SUPPLIED MATERIAL »

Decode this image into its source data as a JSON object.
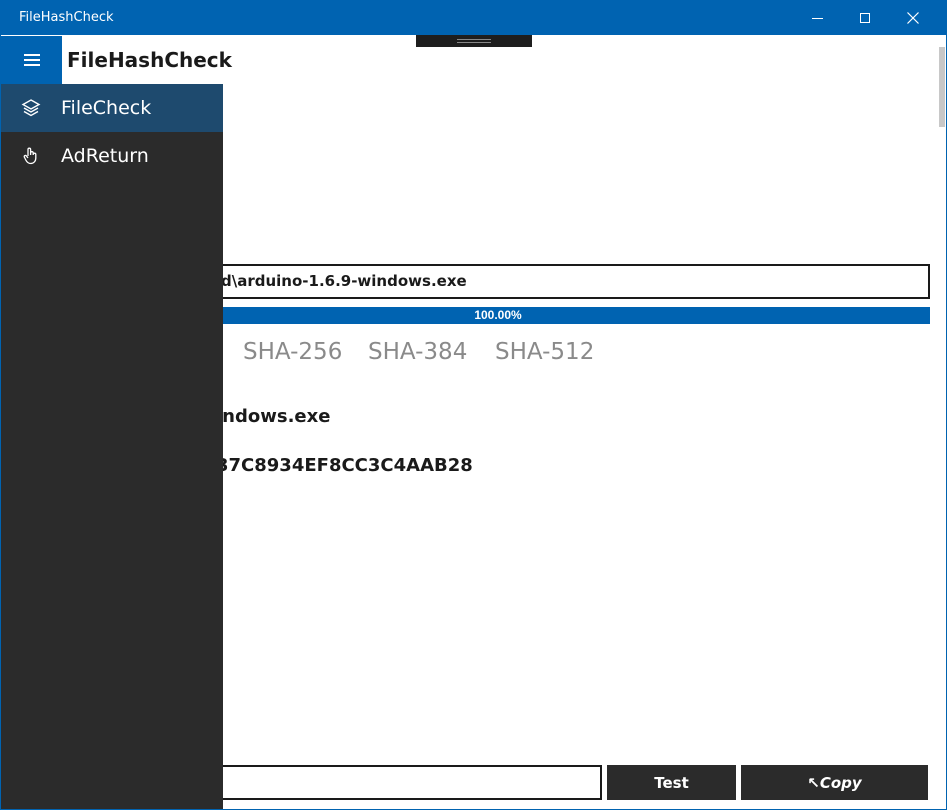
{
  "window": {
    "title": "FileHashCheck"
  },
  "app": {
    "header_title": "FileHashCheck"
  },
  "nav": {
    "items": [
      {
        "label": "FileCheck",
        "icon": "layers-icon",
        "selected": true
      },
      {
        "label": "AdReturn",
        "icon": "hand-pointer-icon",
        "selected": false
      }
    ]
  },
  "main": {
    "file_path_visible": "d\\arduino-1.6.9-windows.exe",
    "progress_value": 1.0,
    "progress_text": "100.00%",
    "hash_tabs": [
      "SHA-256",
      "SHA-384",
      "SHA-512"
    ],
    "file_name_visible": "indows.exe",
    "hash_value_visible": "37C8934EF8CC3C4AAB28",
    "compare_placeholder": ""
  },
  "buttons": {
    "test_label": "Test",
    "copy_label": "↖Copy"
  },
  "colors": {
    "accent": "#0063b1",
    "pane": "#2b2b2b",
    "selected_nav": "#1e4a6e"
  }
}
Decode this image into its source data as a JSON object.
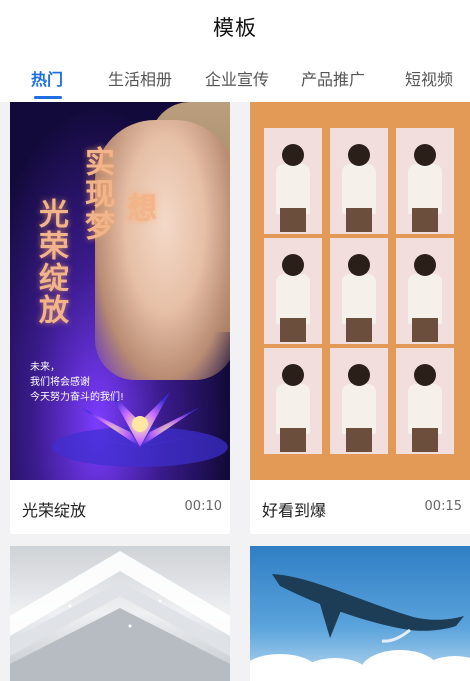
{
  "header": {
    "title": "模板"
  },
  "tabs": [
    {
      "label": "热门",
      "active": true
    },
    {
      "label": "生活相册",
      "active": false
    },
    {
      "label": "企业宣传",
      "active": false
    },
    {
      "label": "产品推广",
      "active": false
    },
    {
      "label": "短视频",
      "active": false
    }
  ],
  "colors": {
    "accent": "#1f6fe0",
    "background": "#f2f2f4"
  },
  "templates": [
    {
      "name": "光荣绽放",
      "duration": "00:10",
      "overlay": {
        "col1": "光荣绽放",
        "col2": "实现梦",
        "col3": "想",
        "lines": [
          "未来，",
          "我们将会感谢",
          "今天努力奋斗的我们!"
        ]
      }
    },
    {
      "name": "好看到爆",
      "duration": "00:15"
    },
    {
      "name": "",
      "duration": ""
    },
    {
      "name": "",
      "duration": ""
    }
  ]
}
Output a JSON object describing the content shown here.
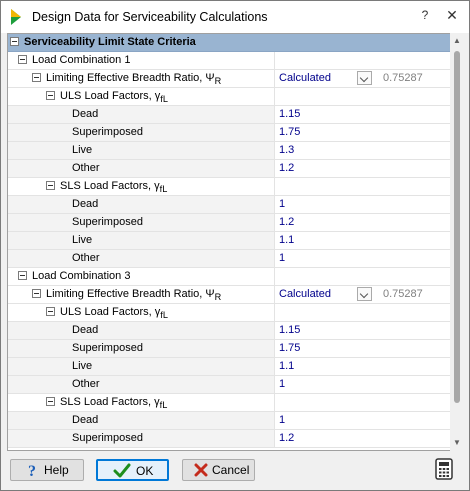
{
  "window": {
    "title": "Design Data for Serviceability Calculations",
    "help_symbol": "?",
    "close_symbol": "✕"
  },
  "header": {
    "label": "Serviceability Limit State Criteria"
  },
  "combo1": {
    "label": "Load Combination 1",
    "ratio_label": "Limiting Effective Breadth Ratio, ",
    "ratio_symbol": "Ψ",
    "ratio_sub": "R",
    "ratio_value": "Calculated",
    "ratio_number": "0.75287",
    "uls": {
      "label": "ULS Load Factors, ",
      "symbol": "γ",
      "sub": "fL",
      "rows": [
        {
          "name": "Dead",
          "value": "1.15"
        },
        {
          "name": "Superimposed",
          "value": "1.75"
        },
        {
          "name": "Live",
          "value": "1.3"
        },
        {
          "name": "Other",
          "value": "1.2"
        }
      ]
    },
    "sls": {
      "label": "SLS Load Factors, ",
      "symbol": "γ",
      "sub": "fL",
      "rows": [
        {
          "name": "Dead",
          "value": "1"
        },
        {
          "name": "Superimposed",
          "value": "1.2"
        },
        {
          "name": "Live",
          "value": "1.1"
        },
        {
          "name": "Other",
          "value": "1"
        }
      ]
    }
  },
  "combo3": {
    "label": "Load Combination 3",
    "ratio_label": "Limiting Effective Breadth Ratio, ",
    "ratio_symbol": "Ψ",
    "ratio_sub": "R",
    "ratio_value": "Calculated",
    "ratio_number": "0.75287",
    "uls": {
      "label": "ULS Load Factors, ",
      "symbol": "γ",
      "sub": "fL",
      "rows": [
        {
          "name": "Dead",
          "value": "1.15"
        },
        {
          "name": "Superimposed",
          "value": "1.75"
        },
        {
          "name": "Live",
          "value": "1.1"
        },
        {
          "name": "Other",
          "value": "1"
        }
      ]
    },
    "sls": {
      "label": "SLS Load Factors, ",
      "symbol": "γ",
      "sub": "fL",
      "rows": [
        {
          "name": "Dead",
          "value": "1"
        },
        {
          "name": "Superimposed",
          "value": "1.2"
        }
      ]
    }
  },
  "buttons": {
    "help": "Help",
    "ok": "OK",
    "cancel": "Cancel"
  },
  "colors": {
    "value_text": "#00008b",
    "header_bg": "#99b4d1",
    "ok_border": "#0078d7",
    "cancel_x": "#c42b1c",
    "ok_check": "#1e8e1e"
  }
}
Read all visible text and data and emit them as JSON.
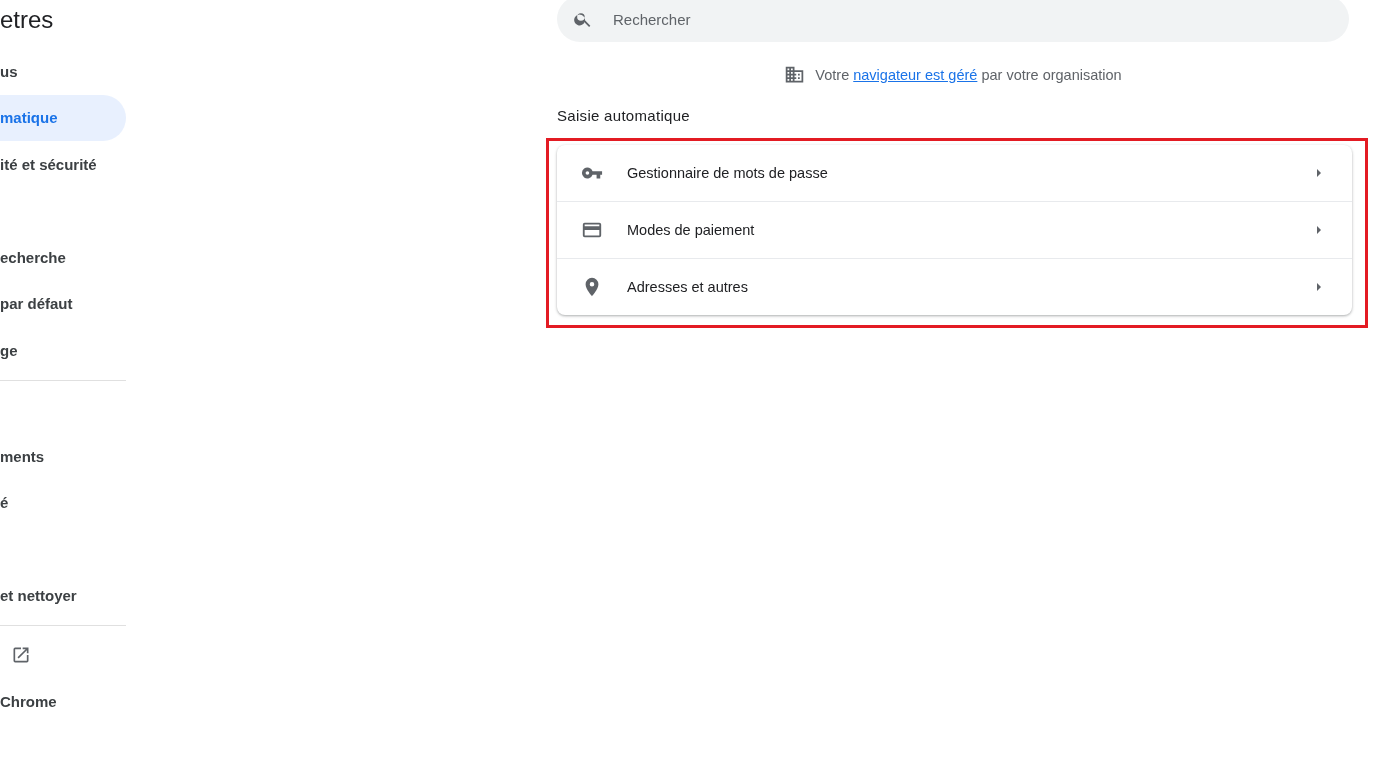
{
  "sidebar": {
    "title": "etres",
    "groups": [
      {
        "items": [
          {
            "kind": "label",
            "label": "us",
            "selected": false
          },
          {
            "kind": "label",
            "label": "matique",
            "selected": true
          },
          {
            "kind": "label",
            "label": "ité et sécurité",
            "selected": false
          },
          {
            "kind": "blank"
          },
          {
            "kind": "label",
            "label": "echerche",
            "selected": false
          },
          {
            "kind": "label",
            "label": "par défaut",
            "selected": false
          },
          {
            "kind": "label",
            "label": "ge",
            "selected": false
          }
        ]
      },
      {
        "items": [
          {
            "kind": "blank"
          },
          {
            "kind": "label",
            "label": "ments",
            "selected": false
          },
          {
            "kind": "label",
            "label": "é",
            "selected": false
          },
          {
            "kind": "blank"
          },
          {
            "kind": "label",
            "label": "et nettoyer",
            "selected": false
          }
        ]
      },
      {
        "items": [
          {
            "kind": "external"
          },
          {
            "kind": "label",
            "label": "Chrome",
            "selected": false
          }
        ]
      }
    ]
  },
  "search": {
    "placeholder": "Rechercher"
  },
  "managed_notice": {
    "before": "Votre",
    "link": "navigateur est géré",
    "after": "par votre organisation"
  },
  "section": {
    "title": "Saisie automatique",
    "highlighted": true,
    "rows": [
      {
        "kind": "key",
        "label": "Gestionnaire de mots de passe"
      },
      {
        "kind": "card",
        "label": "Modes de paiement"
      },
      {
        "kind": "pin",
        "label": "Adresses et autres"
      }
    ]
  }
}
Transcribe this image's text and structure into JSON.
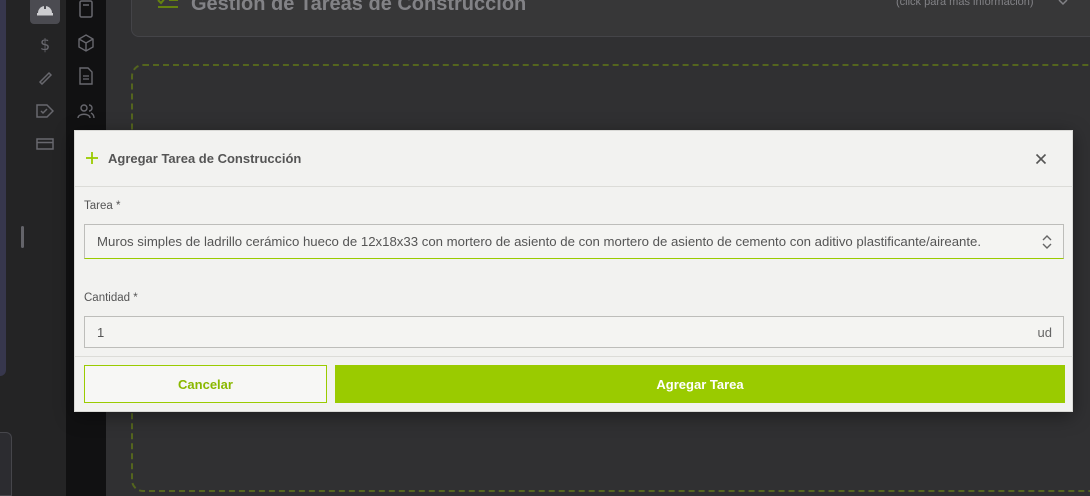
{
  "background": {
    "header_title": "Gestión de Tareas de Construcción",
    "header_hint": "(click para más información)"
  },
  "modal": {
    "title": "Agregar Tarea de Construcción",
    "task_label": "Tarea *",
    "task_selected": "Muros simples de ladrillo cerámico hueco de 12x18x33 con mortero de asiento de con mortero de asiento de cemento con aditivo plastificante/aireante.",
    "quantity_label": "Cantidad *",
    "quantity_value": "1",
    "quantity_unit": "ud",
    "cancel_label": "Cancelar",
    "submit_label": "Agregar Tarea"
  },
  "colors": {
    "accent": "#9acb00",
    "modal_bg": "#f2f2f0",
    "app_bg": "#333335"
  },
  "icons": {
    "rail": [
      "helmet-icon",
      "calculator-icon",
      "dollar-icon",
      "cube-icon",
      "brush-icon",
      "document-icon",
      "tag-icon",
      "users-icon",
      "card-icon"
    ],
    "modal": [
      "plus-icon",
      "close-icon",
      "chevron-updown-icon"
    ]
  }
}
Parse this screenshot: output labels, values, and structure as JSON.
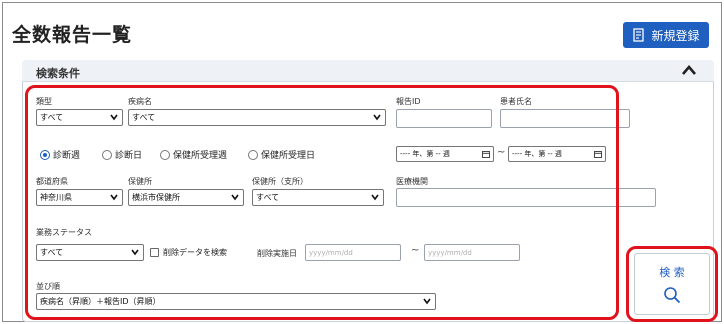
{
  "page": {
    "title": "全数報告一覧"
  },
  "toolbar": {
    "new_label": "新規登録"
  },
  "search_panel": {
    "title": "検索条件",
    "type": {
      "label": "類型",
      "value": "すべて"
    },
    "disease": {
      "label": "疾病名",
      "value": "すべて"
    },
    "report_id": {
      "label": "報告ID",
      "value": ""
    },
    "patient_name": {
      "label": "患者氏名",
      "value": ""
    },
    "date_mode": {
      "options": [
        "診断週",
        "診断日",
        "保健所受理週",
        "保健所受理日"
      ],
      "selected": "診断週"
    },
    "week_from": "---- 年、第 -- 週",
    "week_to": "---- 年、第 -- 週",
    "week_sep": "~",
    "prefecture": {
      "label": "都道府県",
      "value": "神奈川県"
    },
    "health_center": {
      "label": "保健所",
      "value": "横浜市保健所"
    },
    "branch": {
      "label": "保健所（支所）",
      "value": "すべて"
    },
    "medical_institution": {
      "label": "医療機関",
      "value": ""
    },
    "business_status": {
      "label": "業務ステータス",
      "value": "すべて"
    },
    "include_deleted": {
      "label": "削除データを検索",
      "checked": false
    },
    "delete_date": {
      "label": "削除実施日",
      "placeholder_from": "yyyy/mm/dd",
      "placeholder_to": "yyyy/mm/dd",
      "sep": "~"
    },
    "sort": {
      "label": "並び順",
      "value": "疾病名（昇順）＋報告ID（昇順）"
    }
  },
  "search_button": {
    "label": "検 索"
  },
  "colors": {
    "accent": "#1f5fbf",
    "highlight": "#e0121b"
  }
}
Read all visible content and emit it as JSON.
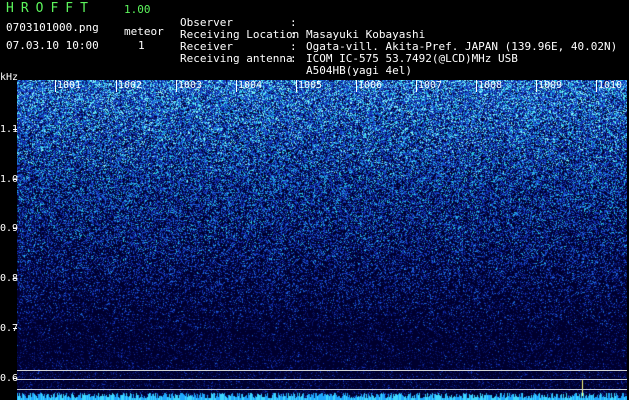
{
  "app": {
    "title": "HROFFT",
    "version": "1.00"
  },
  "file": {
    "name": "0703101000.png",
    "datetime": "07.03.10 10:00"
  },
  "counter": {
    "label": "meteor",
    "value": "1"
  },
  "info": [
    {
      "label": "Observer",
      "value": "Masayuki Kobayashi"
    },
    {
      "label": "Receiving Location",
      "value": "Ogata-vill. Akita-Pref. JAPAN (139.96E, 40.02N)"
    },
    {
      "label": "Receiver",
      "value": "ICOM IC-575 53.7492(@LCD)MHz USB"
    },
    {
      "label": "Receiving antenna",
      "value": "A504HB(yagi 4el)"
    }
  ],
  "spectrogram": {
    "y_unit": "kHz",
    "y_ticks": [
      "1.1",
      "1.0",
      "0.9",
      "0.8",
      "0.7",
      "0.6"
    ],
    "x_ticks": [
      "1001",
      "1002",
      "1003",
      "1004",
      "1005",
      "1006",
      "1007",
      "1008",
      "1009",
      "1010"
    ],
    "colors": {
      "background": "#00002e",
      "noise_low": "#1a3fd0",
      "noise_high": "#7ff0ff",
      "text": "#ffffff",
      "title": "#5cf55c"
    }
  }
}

GOAL » Find the word "structure" in the entries, and copy every line it shows up in.

RESPONSE TO THIS EXERCISE »
Transcribe this image's text and structure into JSON.
Parse this screenshot: output labels, values, and structure as JSON.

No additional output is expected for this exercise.